+++ RECORDS SUPPLIED
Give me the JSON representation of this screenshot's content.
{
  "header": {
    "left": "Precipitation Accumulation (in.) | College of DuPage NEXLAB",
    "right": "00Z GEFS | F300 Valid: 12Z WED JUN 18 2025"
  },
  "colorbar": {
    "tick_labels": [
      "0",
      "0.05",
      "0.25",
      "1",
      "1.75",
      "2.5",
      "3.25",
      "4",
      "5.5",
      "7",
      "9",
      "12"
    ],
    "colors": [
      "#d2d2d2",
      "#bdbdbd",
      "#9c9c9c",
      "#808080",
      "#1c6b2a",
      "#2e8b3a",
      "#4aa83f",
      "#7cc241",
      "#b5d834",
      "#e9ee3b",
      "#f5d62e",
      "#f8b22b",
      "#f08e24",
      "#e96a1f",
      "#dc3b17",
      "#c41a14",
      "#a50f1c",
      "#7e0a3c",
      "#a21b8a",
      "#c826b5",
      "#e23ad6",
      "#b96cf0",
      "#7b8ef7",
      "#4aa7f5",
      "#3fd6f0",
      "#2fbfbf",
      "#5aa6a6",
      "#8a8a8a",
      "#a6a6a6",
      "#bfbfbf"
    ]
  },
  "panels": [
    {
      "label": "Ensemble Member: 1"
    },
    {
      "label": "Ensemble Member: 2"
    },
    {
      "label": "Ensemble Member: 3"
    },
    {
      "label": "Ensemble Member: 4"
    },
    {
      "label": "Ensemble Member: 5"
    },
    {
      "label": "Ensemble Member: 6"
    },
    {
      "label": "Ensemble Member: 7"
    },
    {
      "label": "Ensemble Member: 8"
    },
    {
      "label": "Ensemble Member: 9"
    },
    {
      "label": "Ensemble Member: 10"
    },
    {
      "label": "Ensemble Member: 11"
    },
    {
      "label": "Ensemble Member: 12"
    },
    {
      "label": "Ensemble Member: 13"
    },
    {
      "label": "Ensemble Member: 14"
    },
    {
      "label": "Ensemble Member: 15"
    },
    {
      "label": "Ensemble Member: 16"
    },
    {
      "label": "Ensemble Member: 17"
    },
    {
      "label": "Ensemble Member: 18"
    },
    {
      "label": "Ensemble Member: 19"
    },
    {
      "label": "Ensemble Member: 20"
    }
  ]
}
++++++
### [EXERCISE OBJECTIVE]
Write down all the entries again without a single difference.

### [SOLVED PROBLEM]
Give me the JSON representation of this screenshot's content.
{
  "header": {
    "left": "Precipitation Accumulation (in.) | College of DuPage NEXLAB",
    "right": "00Z GEFS | F300 Valid: 12Z WED JUN 18 2025"
  },
  "colorbar": {
    "tick_labels": [
      "0",
      "0.05",
      "0.25",
      "1",
      "1.75",
      "2.5",
      "3.25",
      "4",
      "5.5",
      "7",
      "9",
      "12"
    ],
    "colors": [
      "#d2d2d2",
      "#bdbdbd",
      "#9c9c9c",
      "#808080",
      "#1c6b2a",
      "#2e8b3a",
      "#4aa83f",
      "#7cc241",
      "#b5d834",
      "#e9ee3b",
      "#f5d62e",
      "#f8b22b",
      "#f08e24",
      "#e96a1f",
      "#dc3b17",
      "#c41a14",
      "#a50f1c",
      "#7e0a3c",
      "#a21b8a",
      "#c826b5",
      "#e23ad6",
      "#b96cf0",
      "#7b8ef7",
      "#4aa7f5",
      "#3fd6f0",
      "#2fbfbf",
      "#5aa6a6",
      "#8a8a8a",
      "#a6a6a6",
      "#bfbfbf"
    ]
  },
  "panels": [
    {
      "label": "Ensemble Member: 1"
    },
    {
      "label": "Ensemble Member: 2"
    },
    {
      "label": "Ensemble Member: 3"
    },
    {
      "label": "Ensemble Member: 4"
    },
    {
      "label": "Ensemble Member: 5"
    },
    {
      "label": "Ensemble Member: 6"
    },
    {
      "label": "Ensemble Member: 7"
    },
    {
      "label": "Ensemble Member: 8"
    },
    {
      "label": "Ensemble Member: 9"
    },
    {
      "label": "Ensemble Member: 10"
    },
    {
      "label": "Ensemble Member: 11"
    },
    {
      "label": "Ensemble Member: 12"
    },
    {
      "label": "Ensemble Member: 13"
    },
    {
      "label": "Ensemble Member: 14"
    },
    {
      "label": "Ensemble Member: 15"
    },
    {
      "label": "Ensemble Member: 16"
    },
    {
      "label": "Ensemble Member: 17"
    },
    {
      "label": "Ensemble Member: 18"
    },
    {
      "label": "Ensemble Member: 19"
    },
    {
      "label": "Ensemble Member: 20"
    }
  ]
}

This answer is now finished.